**Fragmento del texto**:
============

Fuese... ¿y no hubo nada?

Pedro Sánchez en La Moncloa
Pedro Sánchez en La Moncloa EFE

Termina Cervantes su famoso poema Al túmulo del Rey Felipe II en Sevilla con un estrambote: “Y el que dijere lo contrario, miente. Y luego, incontinente, caló el chapeo, requirió la espada miró al soslayo, fuese y no hubo nada". Y el caso es que este poema me ha venido a la mente tras los cinco días de espera estrambóticos para escuchar esa decisión del presidente sobre el destino de su vida tras una carta lacrimógena sobre lo mal que lo ha pasado por los ataques a su esposa, a la que tanto quiere.

============

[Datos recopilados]
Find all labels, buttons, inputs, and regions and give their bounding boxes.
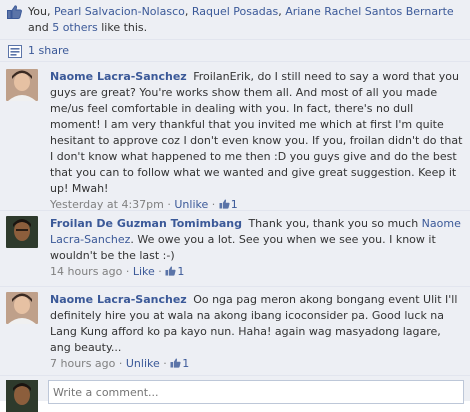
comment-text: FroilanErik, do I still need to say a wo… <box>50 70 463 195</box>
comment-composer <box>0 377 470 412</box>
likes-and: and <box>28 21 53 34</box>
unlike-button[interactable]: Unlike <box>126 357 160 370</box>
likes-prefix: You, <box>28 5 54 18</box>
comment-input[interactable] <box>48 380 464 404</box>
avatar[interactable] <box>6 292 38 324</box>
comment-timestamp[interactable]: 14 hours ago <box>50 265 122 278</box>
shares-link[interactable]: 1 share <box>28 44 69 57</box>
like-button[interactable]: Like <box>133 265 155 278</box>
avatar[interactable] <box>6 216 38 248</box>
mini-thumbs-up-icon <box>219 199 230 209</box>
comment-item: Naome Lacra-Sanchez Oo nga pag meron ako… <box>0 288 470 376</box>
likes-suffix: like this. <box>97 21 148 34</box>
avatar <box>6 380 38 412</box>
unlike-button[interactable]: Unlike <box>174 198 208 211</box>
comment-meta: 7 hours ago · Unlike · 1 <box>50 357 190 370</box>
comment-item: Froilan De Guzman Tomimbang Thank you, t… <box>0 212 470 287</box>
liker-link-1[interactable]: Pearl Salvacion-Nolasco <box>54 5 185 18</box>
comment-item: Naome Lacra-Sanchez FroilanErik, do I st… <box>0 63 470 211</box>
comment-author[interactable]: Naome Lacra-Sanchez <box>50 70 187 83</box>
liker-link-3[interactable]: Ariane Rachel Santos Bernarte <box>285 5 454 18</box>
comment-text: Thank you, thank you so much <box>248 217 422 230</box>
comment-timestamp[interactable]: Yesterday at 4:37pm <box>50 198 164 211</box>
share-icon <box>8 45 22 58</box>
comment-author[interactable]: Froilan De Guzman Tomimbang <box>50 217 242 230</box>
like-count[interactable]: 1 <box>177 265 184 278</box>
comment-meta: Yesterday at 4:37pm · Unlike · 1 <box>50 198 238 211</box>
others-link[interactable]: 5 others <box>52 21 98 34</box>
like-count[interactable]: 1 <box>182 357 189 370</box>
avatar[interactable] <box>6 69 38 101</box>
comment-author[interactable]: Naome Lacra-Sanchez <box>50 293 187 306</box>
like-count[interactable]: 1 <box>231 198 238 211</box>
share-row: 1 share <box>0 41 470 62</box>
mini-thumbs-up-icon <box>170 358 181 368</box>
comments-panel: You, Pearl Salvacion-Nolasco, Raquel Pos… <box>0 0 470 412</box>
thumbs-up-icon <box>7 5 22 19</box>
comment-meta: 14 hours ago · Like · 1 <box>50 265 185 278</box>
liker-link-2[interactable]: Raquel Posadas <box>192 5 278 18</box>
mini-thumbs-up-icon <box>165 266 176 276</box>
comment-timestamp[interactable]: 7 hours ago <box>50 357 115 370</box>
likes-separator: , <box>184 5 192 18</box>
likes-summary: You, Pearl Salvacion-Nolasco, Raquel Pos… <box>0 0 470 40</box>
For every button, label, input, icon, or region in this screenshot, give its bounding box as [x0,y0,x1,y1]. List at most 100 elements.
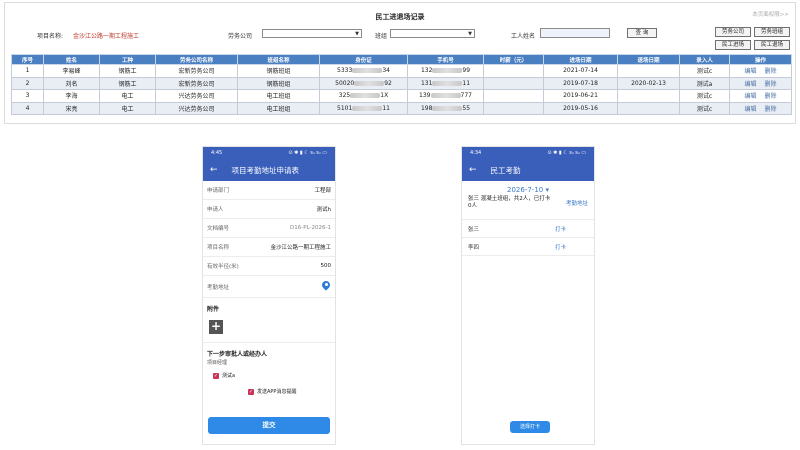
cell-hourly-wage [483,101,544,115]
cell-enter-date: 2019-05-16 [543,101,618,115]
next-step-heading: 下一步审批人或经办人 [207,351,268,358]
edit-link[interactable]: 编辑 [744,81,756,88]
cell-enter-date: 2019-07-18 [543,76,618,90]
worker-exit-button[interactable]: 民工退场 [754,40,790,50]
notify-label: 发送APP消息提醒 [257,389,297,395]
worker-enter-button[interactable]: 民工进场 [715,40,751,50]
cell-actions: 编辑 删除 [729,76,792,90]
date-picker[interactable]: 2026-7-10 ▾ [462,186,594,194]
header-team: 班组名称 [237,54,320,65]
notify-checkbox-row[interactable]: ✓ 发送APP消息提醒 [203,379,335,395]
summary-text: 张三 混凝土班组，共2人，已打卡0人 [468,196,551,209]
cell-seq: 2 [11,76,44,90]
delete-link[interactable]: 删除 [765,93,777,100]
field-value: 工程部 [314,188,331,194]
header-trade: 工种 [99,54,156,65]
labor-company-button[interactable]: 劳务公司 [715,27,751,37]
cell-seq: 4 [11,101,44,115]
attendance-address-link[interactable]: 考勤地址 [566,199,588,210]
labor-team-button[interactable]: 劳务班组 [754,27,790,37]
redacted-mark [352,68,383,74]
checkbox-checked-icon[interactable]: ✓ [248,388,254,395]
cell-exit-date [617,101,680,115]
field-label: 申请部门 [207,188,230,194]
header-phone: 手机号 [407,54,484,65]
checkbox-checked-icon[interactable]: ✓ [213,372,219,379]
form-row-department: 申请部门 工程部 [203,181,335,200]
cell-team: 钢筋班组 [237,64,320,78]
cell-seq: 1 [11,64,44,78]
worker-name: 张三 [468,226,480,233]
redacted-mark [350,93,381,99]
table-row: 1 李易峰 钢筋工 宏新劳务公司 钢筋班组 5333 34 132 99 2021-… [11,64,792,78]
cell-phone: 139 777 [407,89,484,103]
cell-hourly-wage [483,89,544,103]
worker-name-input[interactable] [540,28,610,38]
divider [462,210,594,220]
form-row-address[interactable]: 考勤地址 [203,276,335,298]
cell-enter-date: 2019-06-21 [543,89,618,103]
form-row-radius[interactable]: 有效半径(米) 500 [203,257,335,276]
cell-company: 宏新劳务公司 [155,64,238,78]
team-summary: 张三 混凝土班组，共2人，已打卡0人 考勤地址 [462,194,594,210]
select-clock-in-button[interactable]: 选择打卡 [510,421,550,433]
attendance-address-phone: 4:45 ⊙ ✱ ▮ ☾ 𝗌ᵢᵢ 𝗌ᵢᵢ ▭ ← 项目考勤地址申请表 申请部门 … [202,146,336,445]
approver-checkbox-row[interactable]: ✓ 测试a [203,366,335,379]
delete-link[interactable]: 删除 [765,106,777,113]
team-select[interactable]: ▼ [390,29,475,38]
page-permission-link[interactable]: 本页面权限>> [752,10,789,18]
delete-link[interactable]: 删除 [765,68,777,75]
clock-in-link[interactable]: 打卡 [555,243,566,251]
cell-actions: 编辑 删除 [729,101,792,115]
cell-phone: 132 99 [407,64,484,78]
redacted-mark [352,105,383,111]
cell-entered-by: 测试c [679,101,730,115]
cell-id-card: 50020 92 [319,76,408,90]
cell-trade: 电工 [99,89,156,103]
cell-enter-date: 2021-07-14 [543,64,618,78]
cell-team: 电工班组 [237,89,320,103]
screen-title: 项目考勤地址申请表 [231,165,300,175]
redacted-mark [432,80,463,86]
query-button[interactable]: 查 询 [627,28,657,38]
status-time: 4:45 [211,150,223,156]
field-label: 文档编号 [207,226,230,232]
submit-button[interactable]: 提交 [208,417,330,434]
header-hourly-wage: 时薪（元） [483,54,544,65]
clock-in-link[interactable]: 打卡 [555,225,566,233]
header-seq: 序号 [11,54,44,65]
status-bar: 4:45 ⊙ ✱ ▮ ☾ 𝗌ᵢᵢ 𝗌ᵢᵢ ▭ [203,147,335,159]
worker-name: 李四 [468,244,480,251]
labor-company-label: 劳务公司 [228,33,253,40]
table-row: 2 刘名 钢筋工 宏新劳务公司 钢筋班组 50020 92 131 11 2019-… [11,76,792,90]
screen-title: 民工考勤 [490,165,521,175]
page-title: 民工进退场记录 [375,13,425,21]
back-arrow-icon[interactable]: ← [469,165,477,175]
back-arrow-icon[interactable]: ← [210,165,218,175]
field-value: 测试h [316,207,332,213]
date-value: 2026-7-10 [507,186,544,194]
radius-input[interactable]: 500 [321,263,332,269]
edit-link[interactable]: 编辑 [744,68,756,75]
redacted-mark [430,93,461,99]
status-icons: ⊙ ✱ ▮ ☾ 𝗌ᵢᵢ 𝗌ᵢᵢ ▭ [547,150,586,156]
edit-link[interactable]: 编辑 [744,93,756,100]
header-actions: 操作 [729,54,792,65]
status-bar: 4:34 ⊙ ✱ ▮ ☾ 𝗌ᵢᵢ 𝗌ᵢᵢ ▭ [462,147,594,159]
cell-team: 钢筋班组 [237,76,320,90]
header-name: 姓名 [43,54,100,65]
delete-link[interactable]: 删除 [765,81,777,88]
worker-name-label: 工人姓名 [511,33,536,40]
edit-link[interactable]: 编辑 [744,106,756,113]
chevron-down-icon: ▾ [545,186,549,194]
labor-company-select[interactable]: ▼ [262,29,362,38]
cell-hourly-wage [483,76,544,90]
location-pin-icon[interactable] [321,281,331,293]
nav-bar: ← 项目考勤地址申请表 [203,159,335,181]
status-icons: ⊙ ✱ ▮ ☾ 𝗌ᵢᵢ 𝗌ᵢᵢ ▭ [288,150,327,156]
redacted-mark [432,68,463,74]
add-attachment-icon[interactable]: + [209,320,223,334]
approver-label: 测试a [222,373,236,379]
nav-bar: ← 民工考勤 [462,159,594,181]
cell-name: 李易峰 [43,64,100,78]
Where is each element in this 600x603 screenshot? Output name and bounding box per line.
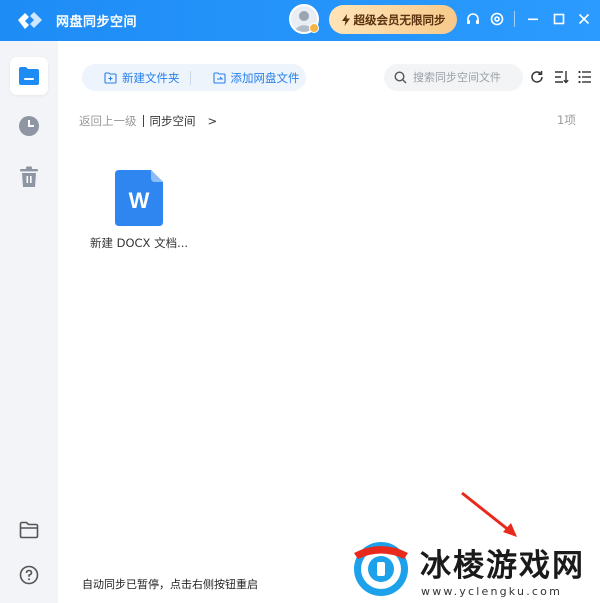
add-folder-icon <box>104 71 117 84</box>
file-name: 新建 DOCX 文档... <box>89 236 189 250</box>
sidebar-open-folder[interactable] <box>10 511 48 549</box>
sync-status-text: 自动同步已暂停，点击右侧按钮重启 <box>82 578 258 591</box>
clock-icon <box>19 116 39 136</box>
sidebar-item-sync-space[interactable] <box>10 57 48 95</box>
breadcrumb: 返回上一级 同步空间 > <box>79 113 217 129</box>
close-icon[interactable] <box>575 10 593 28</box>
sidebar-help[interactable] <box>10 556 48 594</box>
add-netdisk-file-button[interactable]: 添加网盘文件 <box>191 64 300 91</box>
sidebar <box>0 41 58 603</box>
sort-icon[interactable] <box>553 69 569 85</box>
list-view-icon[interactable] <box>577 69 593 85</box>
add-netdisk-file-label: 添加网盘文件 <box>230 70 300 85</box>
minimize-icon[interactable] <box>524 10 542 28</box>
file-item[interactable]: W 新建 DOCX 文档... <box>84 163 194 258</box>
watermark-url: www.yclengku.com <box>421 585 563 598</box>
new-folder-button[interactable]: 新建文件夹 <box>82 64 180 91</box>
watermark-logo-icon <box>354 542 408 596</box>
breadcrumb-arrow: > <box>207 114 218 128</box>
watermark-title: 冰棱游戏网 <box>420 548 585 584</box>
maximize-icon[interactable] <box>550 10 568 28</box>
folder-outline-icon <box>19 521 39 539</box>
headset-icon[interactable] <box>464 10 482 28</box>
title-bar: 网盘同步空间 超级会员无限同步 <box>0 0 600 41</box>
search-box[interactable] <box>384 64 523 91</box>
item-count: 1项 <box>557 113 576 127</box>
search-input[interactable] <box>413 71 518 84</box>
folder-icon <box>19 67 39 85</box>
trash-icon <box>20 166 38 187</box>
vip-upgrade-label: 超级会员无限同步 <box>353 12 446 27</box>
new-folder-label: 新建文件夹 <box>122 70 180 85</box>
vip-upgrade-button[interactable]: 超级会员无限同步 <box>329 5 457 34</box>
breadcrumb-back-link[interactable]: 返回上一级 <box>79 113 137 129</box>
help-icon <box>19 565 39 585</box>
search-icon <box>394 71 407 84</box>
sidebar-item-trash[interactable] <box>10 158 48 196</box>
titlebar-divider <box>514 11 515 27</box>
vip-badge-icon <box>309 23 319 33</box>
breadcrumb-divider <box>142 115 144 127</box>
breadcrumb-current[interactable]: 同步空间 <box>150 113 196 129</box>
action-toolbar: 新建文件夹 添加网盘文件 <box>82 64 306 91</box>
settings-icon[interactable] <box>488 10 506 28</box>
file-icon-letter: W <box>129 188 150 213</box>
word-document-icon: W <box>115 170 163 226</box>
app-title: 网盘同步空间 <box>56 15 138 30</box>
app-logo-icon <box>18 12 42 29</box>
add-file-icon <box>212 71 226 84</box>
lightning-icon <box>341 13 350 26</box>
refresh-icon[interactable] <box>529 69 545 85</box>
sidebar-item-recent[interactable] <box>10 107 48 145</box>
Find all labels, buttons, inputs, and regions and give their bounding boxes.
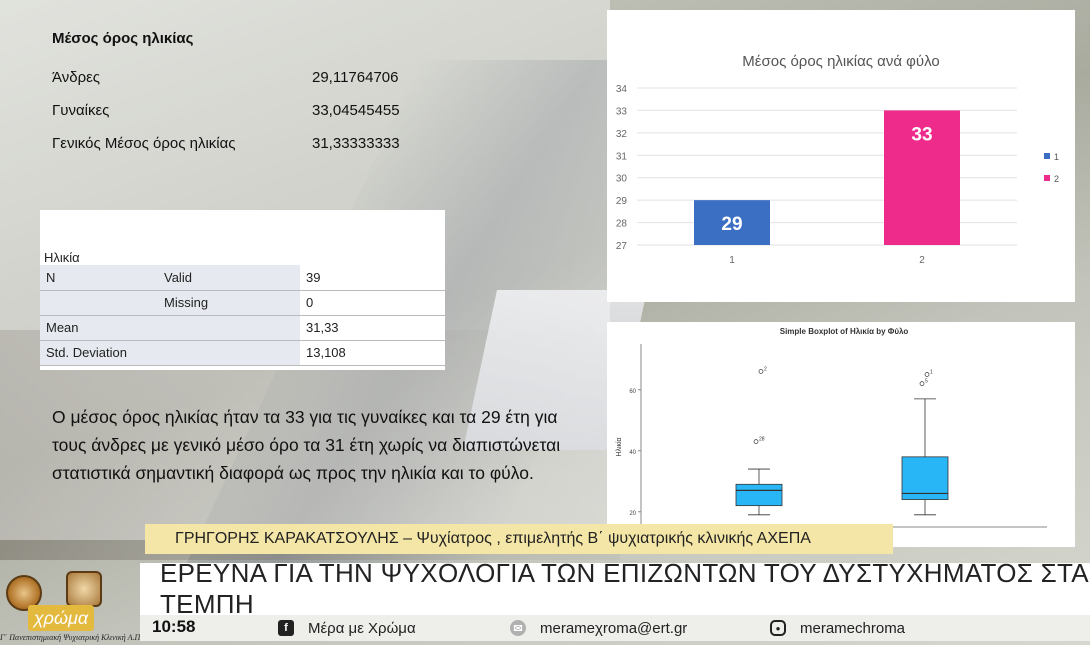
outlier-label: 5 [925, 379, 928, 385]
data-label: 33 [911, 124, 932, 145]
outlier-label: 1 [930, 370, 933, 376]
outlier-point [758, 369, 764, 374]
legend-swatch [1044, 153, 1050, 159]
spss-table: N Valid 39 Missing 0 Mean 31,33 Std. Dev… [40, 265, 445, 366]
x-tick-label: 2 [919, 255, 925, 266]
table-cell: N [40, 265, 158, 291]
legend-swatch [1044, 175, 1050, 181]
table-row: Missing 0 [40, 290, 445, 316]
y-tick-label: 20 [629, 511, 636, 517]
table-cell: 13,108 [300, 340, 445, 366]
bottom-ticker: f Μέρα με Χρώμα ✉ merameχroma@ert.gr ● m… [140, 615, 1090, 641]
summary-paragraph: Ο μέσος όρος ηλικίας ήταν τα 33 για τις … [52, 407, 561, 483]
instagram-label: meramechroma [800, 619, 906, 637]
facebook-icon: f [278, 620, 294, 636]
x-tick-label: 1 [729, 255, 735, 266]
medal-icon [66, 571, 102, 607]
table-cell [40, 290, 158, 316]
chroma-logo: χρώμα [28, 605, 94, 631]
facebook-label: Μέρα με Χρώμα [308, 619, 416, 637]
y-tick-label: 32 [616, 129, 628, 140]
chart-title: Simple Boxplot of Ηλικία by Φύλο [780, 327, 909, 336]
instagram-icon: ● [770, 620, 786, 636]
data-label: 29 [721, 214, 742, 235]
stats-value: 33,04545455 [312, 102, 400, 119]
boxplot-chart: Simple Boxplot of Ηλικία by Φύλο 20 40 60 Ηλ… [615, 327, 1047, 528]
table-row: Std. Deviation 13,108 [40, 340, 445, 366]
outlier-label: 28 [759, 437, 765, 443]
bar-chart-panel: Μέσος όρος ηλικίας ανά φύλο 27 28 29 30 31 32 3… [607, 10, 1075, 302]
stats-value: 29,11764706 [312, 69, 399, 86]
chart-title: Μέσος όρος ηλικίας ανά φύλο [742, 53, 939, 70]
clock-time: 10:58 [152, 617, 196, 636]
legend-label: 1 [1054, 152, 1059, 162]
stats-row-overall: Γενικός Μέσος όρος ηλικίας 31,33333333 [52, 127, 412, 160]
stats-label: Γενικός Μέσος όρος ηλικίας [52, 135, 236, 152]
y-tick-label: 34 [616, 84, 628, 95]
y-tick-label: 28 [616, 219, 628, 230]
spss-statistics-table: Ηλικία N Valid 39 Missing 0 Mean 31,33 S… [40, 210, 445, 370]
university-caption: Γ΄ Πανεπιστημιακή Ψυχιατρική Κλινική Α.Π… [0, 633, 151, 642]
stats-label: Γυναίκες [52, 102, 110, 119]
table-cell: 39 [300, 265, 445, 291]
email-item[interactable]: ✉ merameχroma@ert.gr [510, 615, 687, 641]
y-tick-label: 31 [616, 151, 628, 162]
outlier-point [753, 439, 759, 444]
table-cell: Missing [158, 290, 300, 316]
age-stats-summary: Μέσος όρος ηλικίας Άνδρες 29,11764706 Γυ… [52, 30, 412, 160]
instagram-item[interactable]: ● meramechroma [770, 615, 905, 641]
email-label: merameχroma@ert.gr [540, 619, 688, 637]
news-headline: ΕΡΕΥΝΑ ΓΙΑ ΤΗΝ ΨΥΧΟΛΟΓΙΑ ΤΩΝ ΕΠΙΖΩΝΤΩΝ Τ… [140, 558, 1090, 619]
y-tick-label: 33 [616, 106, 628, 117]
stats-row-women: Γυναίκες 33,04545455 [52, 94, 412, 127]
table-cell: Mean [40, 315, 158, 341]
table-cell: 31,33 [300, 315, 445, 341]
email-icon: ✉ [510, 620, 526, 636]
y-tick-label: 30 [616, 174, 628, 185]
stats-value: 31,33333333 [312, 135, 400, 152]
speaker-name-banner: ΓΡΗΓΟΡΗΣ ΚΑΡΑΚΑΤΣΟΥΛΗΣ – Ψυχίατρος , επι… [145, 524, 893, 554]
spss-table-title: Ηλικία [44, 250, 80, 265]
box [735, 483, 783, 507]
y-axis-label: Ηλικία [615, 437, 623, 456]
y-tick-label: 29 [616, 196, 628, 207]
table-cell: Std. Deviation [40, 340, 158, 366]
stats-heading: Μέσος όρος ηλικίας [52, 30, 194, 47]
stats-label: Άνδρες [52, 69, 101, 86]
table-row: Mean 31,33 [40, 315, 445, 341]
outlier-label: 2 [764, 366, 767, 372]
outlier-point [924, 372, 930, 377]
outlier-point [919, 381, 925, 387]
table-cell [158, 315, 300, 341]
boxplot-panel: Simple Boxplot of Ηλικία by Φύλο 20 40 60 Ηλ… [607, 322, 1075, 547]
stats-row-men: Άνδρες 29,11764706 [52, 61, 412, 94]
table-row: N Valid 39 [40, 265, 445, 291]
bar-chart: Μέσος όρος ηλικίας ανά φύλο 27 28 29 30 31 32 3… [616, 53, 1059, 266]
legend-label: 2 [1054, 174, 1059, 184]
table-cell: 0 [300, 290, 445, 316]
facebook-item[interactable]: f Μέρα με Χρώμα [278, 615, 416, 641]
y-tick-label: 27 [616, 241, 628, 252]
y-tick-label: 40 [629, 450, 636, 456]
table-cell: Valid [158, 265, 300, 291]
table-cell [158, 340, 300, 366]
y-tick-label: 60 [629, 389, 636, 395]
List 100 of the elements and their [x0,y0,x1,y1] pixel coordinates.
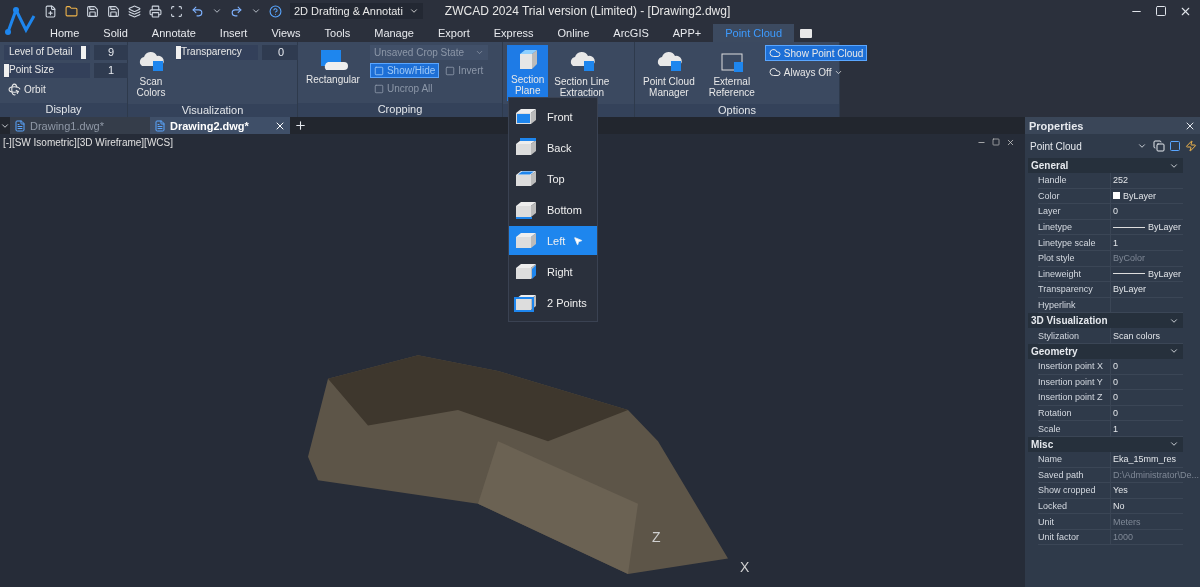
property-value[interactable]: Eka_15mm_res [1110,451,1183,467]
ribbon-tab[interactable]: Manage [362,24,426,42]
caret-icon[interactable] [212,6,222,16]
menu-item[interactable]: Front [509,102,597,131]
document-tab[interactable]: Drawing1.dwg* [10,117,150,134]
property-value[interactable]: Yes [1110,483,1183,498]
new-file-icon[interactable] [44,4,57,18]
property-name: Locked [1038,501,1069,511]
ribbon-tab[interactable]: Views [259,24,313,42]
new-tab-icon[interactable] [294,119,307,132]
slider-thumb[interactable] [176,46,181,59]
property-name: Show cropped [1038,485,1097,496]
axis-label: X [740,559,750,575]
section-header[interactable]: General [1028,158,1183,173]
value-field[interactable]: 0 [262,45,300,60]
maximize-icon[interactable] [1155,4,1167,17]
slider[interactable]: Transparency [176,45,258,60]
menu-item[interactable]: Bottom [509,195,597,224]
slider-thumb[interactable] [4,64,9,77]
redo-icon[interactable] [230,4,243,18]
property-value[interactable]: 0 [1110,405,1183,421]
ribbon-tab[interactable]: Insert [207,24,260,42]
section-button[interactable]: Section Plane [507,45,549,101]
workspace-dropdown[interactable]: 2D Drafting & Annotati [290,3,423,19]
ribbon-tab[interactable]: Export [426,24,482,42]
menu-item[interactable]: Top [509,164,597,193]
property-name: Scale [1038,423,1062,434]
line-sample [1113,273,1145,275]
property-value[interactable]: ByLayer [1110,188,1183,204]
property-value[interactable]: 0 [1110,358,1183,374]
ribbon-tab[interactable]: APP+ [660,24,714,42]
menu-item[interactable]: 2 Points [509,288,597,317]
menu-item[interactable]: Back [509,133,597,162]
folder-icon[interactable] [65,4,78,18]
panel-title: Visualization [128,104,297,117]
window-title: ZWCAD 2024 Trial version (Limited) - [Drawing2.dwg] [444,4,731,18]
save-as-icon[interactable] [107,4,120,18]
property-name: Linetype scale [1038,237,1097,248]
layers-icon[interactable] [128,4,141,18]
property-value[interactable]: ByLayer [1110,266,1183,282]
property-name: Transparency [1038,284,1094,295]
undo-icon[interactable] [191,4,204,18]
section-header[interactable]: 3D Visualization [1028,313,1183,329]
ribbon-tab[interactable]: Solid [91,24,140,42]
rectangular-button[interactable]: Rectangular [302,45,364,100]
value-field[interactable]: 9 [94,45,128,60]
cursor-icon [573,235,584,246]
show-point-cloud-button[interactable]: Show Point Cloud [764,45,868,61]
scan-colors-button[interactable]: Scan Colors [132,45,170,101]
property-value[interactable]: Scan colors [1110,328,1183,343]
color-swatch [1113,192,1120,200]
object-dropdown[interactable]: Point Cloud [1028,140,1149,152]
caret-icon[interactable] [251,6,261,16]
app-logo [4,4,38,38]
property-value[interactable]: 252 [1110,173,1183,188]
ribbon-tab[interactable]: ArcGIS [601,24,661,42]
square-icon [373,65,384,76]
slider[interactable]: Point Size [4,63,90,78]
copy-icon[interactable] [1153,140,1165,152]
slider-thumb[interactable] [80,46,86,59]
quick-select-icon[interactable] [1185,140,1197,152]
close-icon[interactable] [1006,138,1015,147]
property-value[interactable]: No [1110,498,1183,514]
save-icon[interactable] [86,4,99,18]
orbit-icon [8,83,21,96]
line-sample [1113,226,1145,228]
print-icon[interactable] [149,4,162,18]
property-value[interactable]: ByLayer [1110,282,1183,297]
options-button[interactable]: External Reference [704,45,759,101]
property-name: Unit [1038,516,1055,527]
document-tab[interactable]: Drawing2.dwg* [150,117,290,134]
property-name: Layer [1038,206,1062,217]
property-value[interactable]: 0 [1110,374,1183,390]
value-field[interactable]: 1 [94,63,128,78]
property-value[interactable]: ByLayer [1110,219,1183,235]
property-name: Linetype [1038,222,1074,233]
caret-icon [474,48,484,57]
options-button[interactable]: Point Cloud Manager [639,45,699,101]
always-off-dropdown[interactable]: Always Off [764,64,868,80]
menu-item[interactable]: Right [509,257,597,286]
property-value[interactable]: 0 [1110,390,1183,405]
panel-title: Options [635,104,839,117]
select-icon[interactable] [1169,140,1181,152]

============

**Acciones por realizar**:
• a. Traduce al inglés la oración «Y el que dijere lo contrario, miente.», que aparece citada en el fragmento.
• b. Presenta como tabla Markdown las líneas de las entradas que comienzan en la que contiene «cell-hourly-wage [483,101,544,115]» y terminan en la que contiene «worker-exit-button[interactable]: 民工退场 [754,40,790,50]», ambas incluidas. Usa las columnas «N.º» y «Línea», numera cada fila y omite las líneas en blanco.

**Lista de soluciones**:
• a. And whoever says otherwise is lying.

• b.
| N.º | Línea |
|---|---|
| 1 | cell-hourly-wage [483,101,544,115] |
| 2 | cell-enter-date: 2019-05-16 [543,101,618,115] |
| 3 | next-step-heading: 下一步审批人或经办人 [207,351,268,358] |
| 4 | edit-link[interactable]: 编辑 [744,81,756,88] |
| 5 | cell-enter-date: 2019-07-18 [543,76,618,90] |
| 6 | worker-exit-button[interactable]: 民工退场 [754,40,790,50] |